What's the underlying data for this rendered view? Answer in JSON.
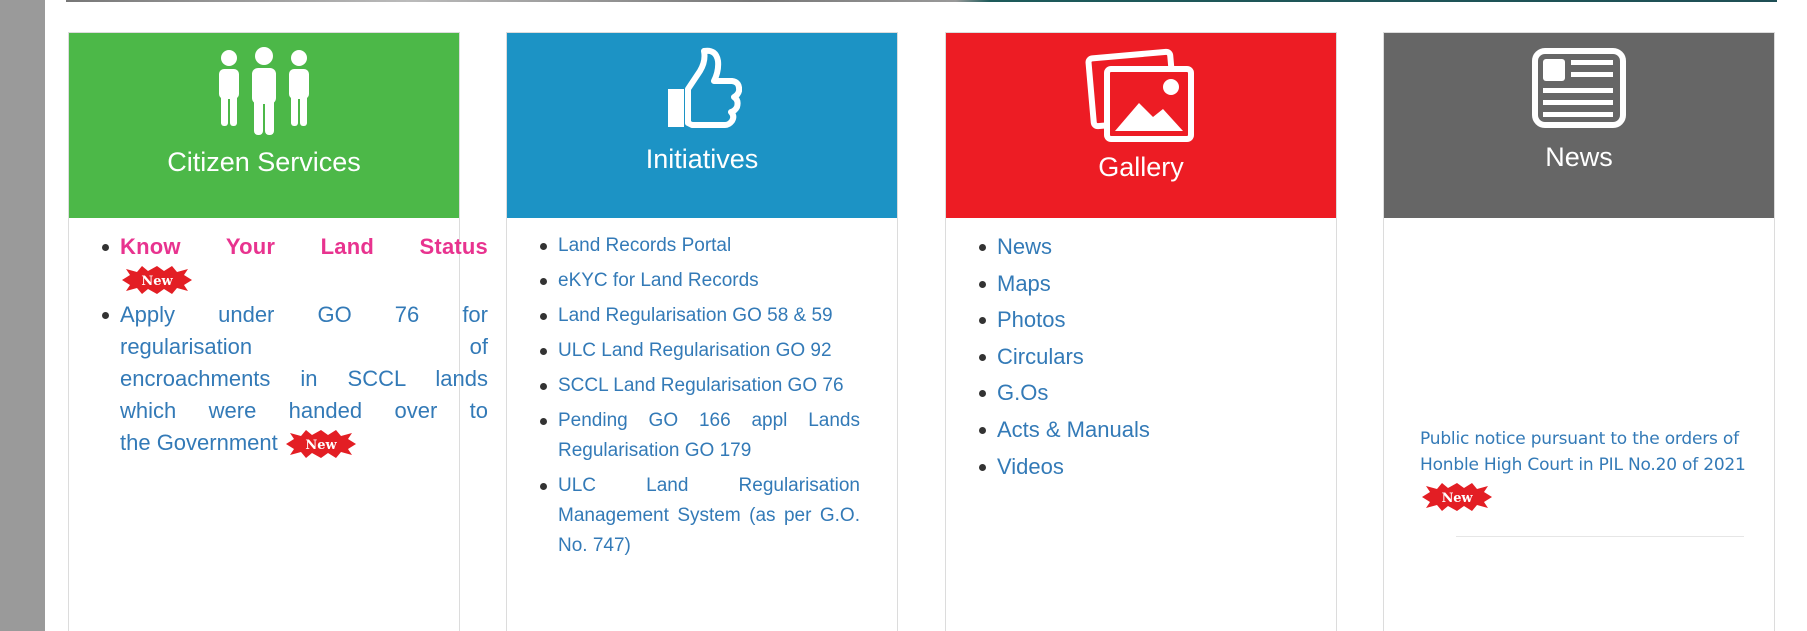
{
  "panels": {
    "citizen": {
      "title": "Citizen Services",
      "color": "#4cb848",
      "icon": "people-group-icon",
      "items": [
        {
          "label": "Know Your Land Status",
          "badge": "New"
        },
        {
          "label_lines": [
            "Apply under GO 76 for",
            "regularisation of",
            "encroachments in SCCL lands",
            "which were handed over to"
          ],
          "label_last": "the Government",
          "badge": "New"
        }
      ]
    },
    "initiatives": {
      "title": "Initiatives",
      "color": "#1c93c5",
      "icon": "thumbs-up-icon",
      "items": [
        "Land Records Portal",
        "eKYC for Land Records",
        "Land Regularisation GO 58 & 59",
        "ULC Land Regularisation GO 92",
        "SCCL Land Regularisation GO 76",
        "Pending GO 166 appl Lands Regularisation GO 179",
        "ULC Land Regularisation Management System (as per G.O. No. 747)"
      ]
    },
    "gallery": {
      "title": "Gallery",
      "color": "#ed1c24",
      "icon": "images-icon",
      "items": [
        "News",
        "Maps",
        "Photos",
        "Circulars",
        "G.Os",
        "Acts & Manuals",
        "Videos"
      ]
    },
    "news": {
      "title": "News",
      "color": "#666666",
      "icon": "newspaper-icon",
      "notice": "Public notice pursuant to the orders of Honble High Court in PIL No.20 of 2021",
      "badge": "New"
    }
  }
}
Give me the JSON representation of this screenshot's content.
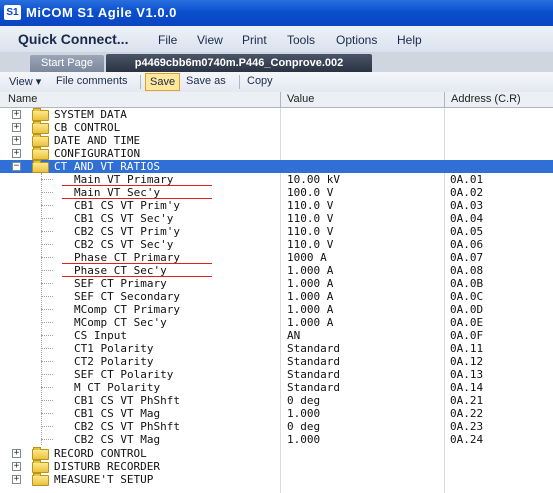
{
  "app": {
    "logo": "S1",
    "title": "MiCOM S1 Agile V1.0.0"
  },
  "menu": {
    "quick_connect": "Quick Connect...",
    "file": "File",
    "view": "View",
    "print": "Print",
    "tools": "Tools",
    "options": "Options",
    "help": "Help"
  },
  "tabs": {
    "start": "Start Page",
    "active": "p4469cbb6m0740m.P446_Conprove.002"
  },
  "toolbar": {
    "view": "View",
    "file_comments": "File comments",
    "save": "Save",
    "save_as": "Save as",
    "copy": "Copy"
  },
  "columns": {
    "name": "Name",
    "value": "Value",
    "address": "Address (C.R)"
  },
  "rows": [
    {
      "name": "SYSTEM DATA",
      "value": "",
      "addr": ""
    },
    {
      "name": "CB CONTROL",
      "value": "",
      "addr": ""
    },
    {
      "name": "DATE AND TIME",
      "value": "",
      "addr": ""
    },
    {
      "name": "CONFIGURATION",
      "value": "",
      "addr": ""
    },
    {
      "name": "CT AND VT RATIOS",
      "value": "",
      "addr": ""
    },
    {
      "name": "Main VT Primary",
      "value": "10.00 kV",
      "addr": "0A.01"
    },
    {
      "name": "Main VT Sec'y",
      "value": "100.0 V",
      "addr": "0A.02"
    },
    {
      "name": "CB1 CS VT Prim'y",
      "value": "110.0 V",
      "addr": "0A.03"
    },
    {
      "name": "CB1 CS VT Sec'y",
      "value": "110.0 V",
      "addr": "0A.04"
    },
    {
      "name": "CB2 CS VT Prim'y",
      "value": "110.0 V",
      "addr": "0A.05"
    },
    {
      "name": "CB2 CS VT Sec'y",
      "value": "110.0 V",
      "addr": "0A.06"
    },
    {
      "name": "Phase CT Primary",
      "value": "1000 A",
      "addr": "0A.07"
    },
    {
      "name": "Phase CT Sec'y",
      "value": "1.000 A",
      "addr": "0A.08"
    },
    {
      "name": "SEF CT Primary",
      "value": "1.000 A",
      "addr": "0A.0B"
    },
    {
      "name": "SEF CT Secondary",
      "value": "1.000 A",
      "addr": "0A.0C"
    },
    {
      "name": "MComp CT Primary",
      "value": "1.000 A",
      "addr": "0A.0D"
    },
    {
      "name": "MComp CT Sec'y",
      "value": "1.000 A",
      "addr": "0A.0E"
    },
    {
      "name": "CS Input",
      "value": "AN",
      "addr": "0A.0F"
    },
    {
      "name": "CT1 Polarity",
      "value": "Standard",
      "addr": "0A.11"
    },
    {
      "name": "CT2 Polarity",
      "value": "Standard",
      "addr": "0A.12"
    },
    {
      "name": "SEF CT Polarity",
      "value": "Standard",
      "addr": "0A.13"
    },
    {
      "name": "M CT Polarity",
      "value": "Standard",
      "addr": "0A.14"
    },
    {
      "name": "CB1 CS VT PhShft",
      "value": "0 deg",
      "addr": "0A.21"
    },
    {
      "name": "CB1 CS VT Mag",
      "value": "1.000",
      "addr": "0A.22"
    },
    {
      "name": "CB2 CS VT PhShft",
      "value": "0 deg",
      "addr": "0A.23"
    },
    {
      "name": "CB2 CS VT Mag",
      "value": "1.000",
      "addr": "0A.24"
    },
    {
      "name": "RECORD CONTROL",
      "value": "",
      "addr": ""
    },
    {
      "name": "DISTURB RECORDER",
      "value": "",
      "addr": ""
    },
    {
      "name": "MEASURE'T SETUP",
      "value": "",
      "addr": ""
    }
  ],
  "colors": {
    "selection": "#2f6fd6",
    "underline": "#e02020",
    "titlebar": "#0a4fcf"
  }
}
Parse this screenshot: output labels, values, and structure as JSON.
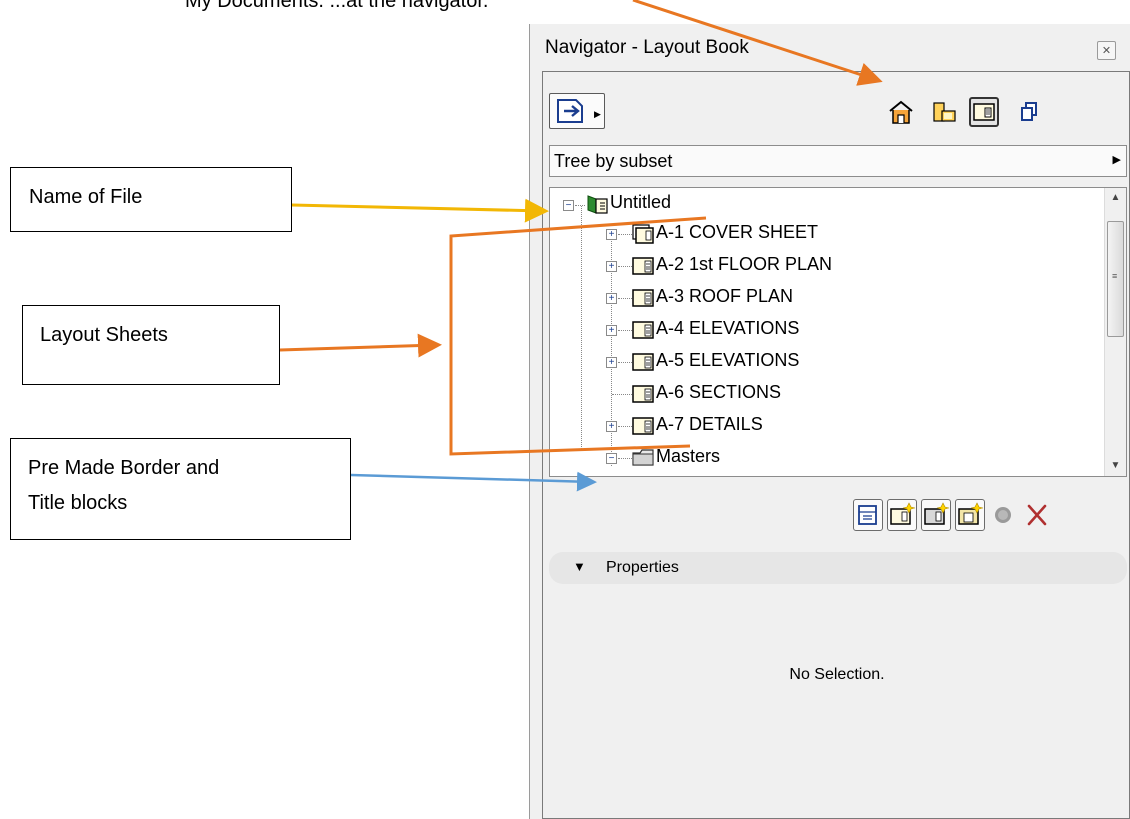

---------------

◆ **AIM OF THE EXERCISE**: Print every record above exactly as written, leaving out the pictures.

◆ **RESPONSE TO THE EXERCISE**:
What's the underlying data for this rendered view? Answer in JSON.
{
  "panels": {
    "citizen": {
      "title": "Citizen Services",
      "color": "#4cb848",
      "icon": "people-group-icon",
      "items": [
        {
          "label": "Know Your Land Status",
          "badge": "New"
        },
        {
          "label_lines": [
            "Apply under GO 76 for",
            "regularisation of",
            "encroachments in SCCL lands",
            "which were handed over to"
          ],
          "label_last": "the Government",
          "badge": "New"
        }
      ]
    },
    "initiatives": {
      "title": "Initiatives",
      "color": "#1c93c5",
      "icon": "thumbs-up-icon",
      "items": [
        "Land Records Portal",
        "eKYC for Land Records",
        "Land Regularisation GO 58 & 59",
        "ULC Land Regularisation GO 92",
        "SCCL Land Regularisation GO 76",
        "Pending GO 166 appl Lands Regularisation GO 179",
        "ULC Land Regularisation Management System (as per G.O. No. 747)"
      ]
    },
    "gallery": {
      "title": "Gallery",
      "color": "#ed1c24",
      "icon": "images-icon",
      "items": [
        "News",
        "Maps",
        "Photos",
        "Circulars",
        "G.Os",
        "Acts & Manuals",
        "Videos"
      ]
    },
    "news": {
      "title": "News",
      "color": "#666666",
      "icon": "newspaper-icon",
      "notice": "Public notice pursuant to the orders of Honble High Court in PIL No.20 of 2021",
      "badge": "New"
    }
  }
}
Give me the JSON representation of this screenshot's content.
{
  "app": {
    "logo": "S1",
    "title": "MiCOM S1 Agile V1.0.0"
  },
  "menu": {
    "quick_connect": "Quick Connect...",
    "file": "File",
    "view": "View",
    "print": "Print",
    "tools": "Tools",
    "options": "Options",
    "help": "Help"
  },
  "tabs": {
    "start": "Start Page",
    "active": "p4469cbb6m0740m.P446_Conprove.002"
  },
  "toolbar": {
    "view": "View",
    "file_comments": "File comments",
    "save": "Save",
    "save_as": "Save as",
    "copy": "Copy"
  },
  "columns": {
    "name": "Name",
    "value": "Value",
    "address": "Address (C.R)"
  },
  "rows": [
    {
      "name": "SYSTEM DATA",
      "value": "",
      "addr": ""
    },
    {
      "name": "CB CONTROL",
      "value": "",
      "addr": ""
    },
    {
      "name": "DATE AND TIME",
      "value": "",
      "addr": ""
    },
    {
      "name": "CONFIGURATION",
      "value": "",
      "addr": ""
    },
    {
      "name": "CT AND VT RATIOS",
      "value": "",
      "addr": ""
    },
    {
      "name": "Main VT Primary",
      "value": "10.00 kV",
      "addr": "0A.01"
    },
    {
      "name": "Main VT Sec'y",
      "value": "100.0 V",
      "addr": "0A.02"
    },
    {
      "name": "CB1 CS VT Prim'y",
      "value": "110.0 V",
      "addr": "0A.03"
    },
    {
      "name": "CB1 CS VT Sec'y",
      "value": "110.0 V",
      "addr": "0A.04"
    },
    {
      "name": "CB2 CS VT Prim'y",
      "value": "110.0 V",
      "addr": "0A.05"
    },
    {
      "name": "CB2 CS VT Sec'y",
      "value": "110.0 V",
      "addr": "0A.06"
    },
    {
      "name": "Phase CT Primary",
      "value": "1000 A",
      "addr": "0A.07"
    },
    {
      "name": "Phase CT Sec'y",
      "value": "1.000 A",
      "addr": "0A.08"
    },
    {
      "name": "SEF CT Primary",
      "value": "1.000 A",
      "addr": "0A.0B"
    },
    {
      "name": "SEF CT Secondary",
      "value": "1.000 A",
      "addr": "0A.0C"
    },
    {
      "name": "MComp CT Primary",
      "value": "1.000 A",
      "addr": "0A.0D"
    },
    {
      "name": "MComp CT Sec'y",
      "value": "1.000 A",
      "addr": "0A.0E"
    },
    {
      "name": "CS Input",
      "value": "AN",
      "addr": "0A.0F"
    },
    {
      "name": "CT1 Polarity",
      "value": "Standard",
      "addr": "0A.11"
    },
    {
      "name": "CT2 Polarity",
      "value": "Standard",
      "addr": "0A.12"
    },
    {
      "name": "SEF CT Polarity",
      "value": "Standard",
      "addr": "0A.13"
    },
    {
      "name": "M CT Polarity",
      "value": "Standard",
      "addr": "0A.14"
    },
    {
      "name": "CB1 CS VT PhShft",
      "value": "0 deg",
      "addr": "0A.21"
    },
    {
      "name": "CB1 CS VT Mag",
      "value": "1.000",
      "addr": "0A.22"
    },
    {
      "name": "CB2 CS VT PhShft",
      "value": "0 deg",
      "addr": "0A.23"
    },
    {
      "name": "CB2 CS VT Mag",
      "value": "1.000",
      "addr": "0A.24"
    },
    {
      "name": "RECORD CONTROL",
      "value": "",
      "addr": ""
    },
    {
      "name": "DISTURB RECORDER",
      "value": "",
      "addr": ""
    },
    {
      "name": "MEASURE'T SETUP",
      "value": "",
      "addr": ""
    }
  ],
  "colors": {
    "selection": "#2f6fd6",
    "underline": "#e02020",
    "titlebar": "#0a4fcf"
  }
}
Parse this screenshot: output labels, values, and structure as JSON.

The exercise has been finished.